Your instructions
Gather from the material every line that contains the string "Parent".

# start of Data in this exercise

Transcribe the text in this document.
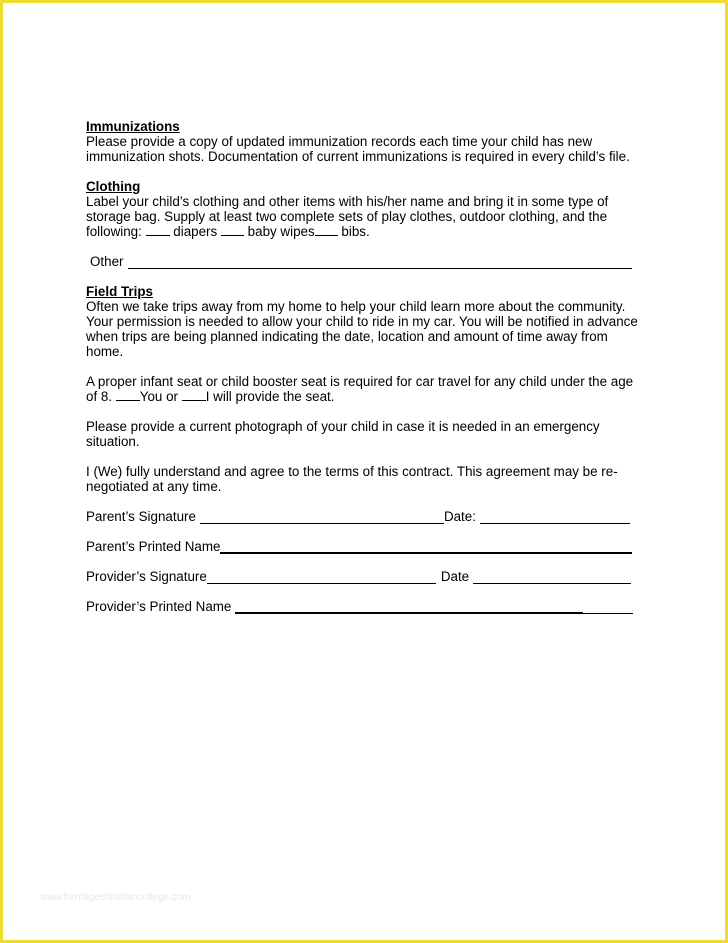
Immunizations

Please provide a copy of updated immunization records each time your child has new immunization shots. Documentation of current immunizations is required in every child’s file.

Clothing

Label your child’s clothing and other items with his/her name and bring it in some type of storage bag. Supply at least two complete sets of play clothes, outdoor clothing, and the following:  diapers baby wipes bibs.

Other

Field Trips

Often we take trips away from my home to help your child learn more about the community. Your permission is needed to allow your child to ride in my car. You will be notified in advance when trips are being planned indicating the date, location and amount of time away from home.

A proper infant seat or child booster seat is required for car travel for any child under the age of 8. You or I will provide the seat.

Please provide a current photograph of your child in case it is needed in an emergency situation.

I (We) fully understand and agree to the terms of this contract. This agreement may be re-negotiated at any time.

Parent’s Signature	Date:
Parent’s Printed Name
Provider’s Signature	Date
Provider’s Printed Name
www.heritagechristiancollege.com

# end of Data in this exercise
# start of Data in this exercise

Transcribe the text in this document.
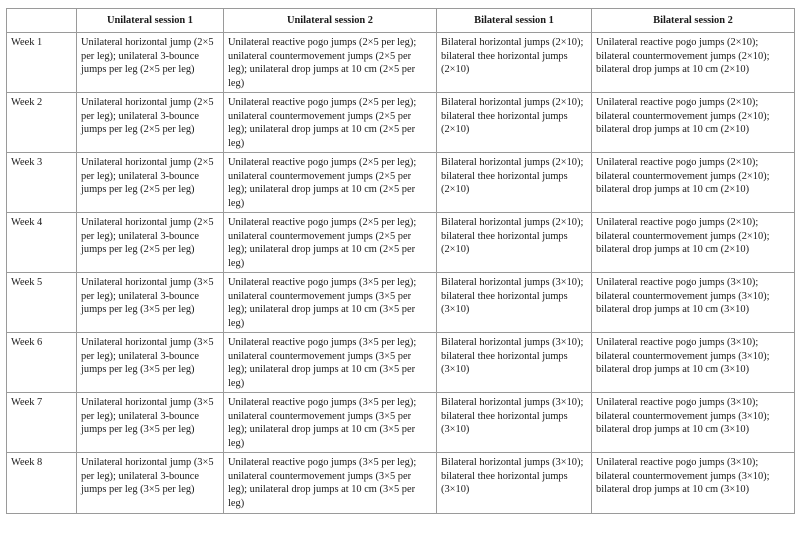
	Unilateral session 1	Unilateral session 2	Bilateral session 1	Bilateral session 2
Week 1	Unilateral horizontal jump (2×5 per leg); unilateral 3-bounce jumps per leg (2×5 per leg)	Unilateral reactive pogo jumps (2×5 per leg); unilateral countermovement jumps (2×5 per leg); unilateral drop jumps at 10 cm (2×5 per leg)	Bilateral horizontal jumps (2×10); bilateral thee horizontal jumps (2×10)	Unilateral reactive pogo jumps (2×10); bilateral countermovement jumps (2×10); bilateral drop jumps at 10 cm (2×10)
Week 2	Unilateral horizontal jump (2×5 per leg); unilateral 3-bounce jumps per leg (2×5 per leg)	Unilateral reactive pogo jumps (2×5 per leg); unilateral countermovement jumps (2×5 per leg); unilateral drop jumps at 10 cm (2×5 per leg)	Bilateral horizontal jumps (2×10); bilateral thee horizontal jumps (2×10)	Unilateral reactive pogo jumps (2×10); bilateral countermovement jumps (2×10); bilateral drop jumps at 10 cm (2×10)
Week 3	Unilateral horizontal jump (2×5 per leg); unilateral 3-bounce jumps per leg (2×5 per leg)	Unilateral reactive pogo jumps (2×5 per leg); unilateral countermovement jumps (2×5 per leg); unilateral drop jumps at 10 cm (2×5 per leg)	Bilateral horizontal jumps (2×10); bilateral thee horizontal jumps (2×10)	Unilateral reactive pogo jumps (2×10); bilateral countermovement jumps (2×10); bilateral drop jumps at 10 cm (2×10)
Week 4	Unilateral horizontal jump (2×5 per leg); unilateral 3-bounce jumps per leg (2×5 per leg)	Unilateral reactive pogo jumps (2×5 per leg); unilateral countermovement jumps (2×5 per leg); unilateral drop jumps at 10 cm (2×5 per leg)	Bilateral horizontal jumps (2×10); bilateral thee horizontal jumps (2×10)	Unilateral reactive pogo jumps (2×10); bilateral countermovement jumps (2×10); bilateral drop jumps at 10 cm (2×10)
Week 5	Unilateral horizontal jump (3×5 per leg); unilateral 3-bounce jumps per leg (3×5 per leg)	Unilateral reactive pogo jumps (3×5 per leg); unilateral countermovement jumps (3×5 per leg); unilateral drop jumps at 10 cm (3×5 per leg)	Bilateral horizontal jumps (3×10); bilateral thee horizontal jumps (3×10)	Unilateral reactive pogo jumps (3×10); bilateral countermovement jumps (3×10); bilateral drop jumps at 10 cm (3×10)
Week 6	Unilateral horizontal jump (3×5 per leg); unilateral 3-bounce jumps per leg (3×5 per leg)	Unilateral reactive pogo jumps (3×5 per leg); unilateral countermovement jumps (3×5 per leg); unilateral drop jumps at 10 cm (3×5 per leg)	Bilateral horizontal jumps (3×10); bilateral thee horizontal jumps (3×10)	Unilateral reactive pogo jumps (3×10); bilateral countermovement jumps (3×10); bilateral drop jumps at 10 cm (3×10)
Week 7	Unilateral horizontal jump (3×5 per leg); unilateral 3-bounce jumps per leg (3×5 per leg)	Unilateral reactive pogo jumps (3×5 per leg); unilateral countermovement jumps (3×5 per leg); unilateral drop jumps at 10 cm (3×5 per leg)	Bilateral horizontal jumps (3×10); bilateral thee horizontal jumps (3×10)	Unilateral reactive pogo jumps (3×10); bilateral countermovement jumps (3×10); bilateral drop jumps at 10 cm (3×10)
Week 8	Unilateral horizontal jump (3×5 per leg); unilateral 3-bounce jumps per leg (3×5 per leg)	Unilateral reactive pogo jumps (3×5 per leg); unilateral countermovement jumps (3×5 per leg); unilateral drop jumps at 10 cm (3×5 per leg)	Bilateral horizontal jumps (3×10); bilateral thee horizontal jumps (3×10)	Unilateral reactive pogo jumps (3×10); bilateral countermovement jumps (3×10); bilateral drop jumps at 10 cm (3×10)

# end of Data in this exercise

Complete output
Parent’s Signature	Date:
Parent’s Printed Name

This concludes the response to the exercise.